● **Challenge**: Your task is to copy every line of the entries that contains "footnote".

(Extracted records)
* * * * * * *

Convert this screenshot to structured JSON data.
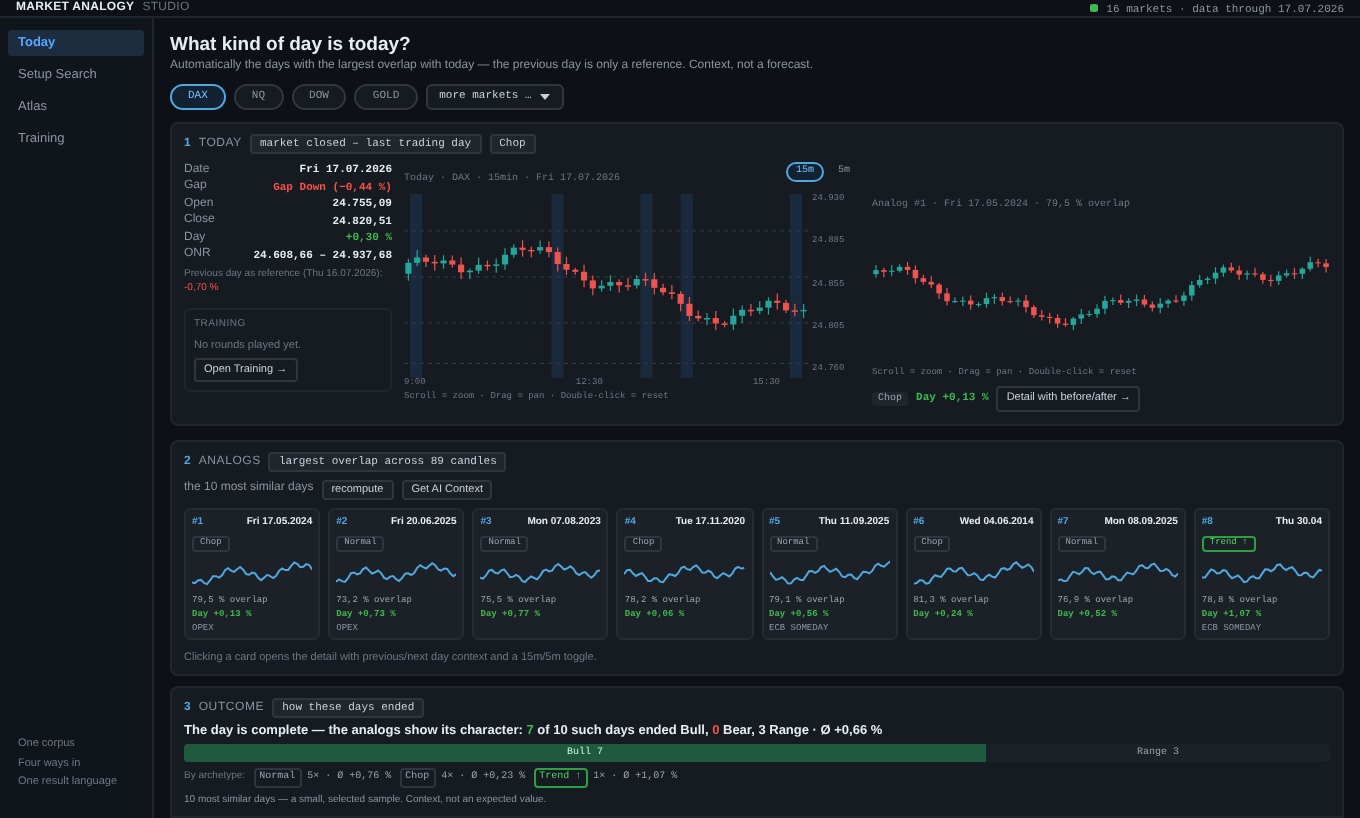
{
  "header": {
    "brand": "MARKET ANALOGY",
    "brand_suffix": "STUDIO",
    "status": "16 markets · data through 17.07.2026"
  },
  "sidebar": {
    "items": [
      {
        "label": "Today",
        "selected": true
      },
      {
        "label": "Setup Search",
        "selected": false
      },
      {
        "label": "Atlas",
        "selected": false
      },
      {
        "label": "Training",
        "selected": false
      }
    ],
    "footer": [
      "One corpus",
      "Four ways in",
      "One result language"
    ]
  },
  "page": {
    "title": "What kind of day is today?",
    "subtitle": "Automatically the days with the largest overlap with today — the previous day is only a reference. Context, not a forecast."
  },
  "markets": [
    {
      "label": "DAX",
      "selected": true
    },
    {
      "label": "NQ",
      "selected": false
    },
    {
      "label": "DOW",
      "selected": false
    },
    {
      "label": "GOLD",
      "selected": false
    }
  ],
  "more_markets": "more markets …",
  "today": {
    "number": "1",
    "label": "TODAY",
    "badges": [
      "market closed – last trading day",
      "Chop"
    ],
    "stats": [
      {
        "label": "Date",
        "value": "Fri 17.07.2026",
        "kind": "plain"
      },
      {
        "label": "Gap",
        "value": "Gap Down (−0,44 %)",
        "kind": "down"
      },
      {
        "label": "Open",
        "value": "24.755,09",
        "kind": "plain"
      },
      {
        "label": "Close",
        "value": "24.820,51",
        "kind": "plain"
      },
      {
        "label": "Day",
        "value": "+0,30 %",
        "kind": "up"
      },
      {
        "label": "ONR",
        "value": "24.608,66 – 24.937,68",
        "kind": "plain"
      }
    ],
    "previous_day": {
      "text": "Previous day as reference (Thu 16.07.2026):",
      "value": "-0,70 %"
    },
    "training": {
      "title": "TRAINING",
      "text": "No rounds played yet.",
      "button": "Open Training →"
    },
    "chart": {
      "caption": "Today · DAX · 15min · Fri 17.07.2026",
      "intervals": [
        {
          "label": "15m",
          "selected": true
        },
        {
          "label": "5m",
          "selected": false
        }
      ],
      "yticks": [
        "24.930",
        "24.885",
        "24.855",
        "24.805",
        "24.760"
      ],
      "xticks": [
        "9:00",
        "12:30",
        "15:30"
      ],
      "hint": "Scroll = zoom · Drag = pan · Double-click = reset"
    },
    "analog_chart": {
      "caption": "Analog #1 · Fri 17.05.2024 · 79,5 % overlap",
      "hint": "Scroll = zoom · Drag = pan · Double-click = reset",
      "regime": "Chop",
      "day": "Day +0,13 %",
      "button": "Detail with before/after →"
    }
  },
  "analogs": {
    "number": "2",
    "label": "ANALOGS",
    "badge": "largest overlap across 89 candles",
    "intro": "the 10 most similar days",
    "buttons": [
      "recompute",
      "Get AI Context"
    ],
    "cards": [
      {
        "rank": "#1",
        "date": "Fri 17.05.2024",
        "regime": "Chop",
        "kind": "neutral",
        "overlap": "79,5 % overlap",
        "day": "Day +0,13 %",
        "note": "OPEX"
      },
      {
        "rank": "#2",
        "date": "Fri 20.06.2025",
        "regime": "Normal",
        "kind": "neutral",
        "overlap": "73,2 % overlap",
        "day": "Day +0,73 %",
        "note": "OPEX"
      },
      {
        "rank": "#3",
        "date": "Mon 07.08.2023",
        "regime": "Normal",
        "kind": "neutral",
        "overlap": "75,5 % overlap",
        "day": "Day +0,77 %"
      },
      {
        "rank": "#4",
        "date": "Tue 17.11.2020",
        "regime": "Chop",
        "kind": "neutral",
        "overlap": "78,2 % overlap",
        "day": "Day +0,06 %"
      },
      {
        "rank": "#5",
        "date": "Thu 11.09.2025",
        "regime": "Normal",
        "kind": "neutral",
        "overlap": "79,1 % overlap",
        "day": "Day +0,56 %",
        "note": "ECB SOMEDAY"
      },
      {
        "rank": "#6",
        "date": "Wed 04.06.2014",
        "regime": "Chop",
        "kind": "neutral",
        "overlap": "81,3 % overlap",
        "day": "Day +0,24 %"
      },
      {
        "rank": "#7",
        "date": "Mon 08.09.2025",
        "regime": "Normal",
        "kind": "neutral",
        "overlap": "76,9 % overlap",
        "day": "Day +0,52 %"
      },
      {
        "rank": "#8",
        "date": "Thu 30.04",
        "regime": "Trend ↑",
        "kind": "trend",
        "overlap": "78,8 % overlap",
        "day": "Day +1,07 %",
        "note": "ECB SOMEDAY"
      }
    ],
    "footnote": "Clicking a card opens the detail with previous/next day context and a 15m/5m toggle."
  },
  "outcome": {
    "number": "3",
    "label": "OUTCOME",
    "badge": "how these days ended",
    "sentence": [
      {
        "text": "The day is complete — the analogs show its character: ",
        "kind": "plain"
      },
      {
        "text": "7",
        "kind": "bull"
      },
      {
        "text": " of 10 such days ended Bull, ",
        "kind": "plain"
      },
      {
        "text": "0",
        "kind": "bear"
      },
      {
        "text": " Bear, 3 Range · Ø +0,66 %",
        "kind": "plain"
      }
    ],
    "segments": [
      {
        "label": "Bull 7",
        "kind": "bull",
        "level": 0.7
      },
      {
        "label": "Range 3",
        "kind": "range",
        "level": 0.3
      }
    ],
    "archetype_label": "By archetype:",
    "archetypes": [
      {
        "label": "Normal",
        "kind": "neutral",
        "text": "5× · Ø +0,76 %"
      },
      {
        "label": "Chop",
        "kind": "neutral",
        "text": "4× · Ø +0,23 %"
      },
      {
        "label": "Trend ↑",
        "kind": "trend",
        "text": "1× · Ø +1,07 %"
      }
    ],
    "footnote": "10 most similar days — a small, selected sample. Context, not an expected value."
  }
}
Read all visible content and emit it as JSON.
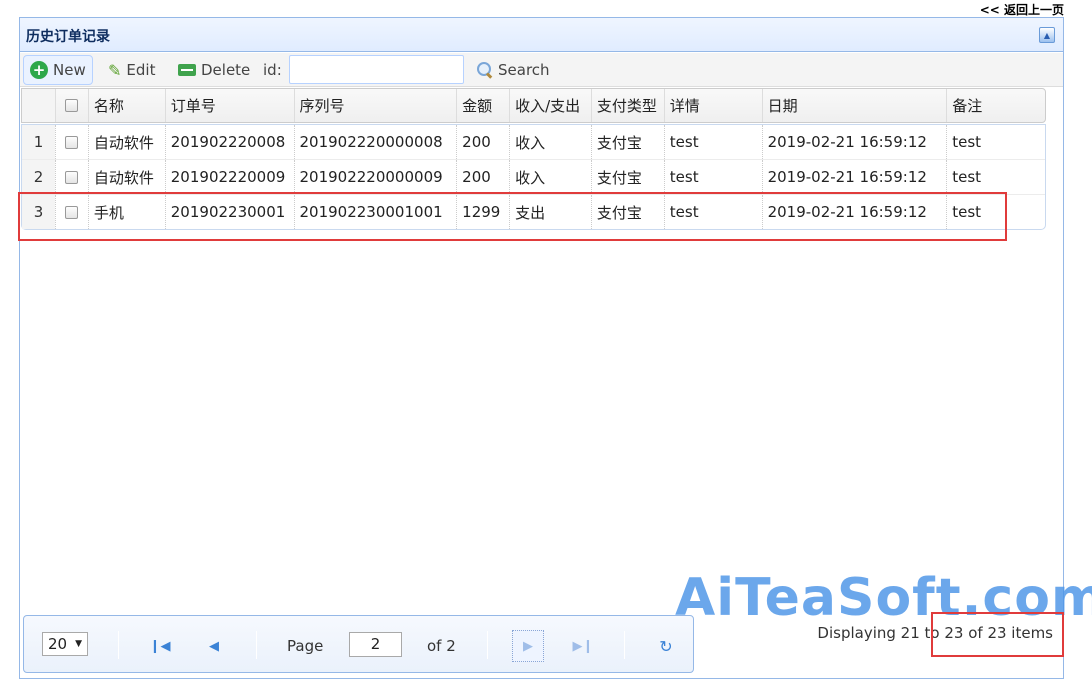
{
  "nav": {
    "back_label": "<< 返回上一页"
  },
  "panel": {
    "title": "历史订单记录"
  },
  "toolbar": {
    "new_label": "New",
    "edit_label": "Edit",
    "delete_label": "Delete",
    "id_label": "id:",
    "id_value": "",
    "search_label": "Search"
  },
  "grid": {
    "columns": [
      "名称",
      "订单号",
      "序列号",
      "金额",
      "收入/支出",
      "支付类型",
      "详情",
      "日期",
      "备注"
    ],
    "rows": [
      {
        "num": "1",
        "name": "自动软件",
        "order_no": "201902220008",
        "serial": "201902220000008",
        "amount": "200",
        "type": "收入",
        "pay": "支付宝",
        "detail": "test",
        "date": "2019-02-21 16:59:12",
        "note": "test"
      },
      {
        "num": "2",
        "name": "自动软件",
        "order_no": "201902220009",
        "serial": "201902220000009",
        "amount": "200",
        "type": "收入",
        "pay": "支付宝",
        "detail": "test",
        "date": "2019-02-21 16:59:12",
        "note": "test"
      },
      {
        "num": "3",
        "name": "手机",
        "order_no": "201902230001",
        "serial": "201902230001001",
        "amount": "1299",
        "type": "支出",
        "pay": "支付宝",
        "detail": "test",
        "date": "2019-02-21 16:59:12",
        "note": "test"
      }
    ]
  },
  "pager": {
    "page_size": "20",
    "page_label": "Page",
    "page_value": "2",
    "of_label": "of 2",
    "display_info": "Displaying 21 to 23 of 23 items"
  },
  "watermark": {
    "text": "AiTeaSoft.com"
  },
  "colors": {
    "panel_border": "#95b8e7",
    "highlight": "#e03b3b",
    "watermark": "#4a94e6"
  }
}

* * * * * * *

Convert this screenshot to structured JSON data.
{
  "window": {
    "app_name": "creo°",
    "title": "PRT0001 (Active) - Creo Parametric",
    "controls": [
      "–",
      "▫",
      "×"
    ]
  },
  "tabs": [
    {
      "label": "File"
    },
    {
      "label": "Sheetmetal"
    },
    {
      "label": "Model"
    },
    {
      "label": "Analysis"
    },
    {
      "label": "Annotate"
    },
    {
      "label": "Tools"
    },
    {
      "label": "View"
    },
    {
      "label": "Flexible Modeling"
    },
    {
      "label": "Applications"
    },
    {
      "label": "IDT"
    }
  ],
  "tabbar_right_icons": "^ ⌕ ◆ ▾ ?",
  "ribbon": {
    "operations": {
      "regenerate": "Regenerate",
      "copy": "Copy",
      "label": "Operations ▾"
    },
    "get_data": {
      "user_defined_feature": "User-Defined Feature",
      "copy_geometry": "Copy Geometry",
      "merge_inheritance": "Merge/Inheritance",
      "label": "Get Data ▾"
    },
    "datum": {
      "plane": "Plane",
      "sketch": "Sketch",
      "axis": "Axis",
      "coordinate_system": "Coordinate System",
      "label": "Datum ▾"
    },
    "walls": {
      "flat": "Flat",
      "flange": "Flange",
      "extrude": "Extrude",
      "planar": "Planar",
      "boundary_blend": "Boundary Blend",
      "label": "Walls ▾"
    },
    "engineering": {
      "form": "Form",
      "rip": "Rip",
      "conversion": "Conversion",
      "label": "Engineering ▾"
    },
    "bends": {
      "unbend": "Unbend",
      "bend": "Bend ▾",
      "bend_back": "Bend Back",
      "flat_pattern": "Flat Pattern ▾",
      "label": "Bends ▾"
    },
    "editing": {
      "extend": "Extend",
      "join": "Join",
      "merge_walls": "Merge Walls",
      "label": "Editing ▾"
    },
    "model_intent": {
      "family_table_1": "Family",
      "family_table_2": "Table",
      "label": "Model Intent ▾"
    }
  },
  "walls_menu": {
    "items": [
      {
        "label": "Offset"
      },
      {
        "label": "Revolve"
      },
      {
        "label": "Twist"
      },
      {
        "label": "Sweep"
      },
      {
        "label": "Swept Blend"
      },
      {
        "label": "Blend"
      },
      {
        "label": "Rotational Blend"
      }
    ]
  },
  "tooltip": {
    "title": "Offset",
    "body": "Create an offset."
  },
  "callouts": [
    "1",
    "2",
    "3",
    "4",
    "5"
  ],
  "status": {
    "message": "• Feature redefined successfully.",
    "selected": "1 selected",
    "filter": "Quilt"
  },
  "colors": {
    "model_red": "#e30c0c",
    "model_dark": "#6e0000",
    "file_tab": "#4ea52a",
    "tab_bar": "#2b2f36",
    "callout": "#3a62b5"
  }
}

* * * * * * *

● **The output**:
    "footnote": "Clicking a card opens the detail with previous/next day context and a 15m/5m toggle."
    "footnote": "10 most similar days — a small, selected sample. Context, not an expected value."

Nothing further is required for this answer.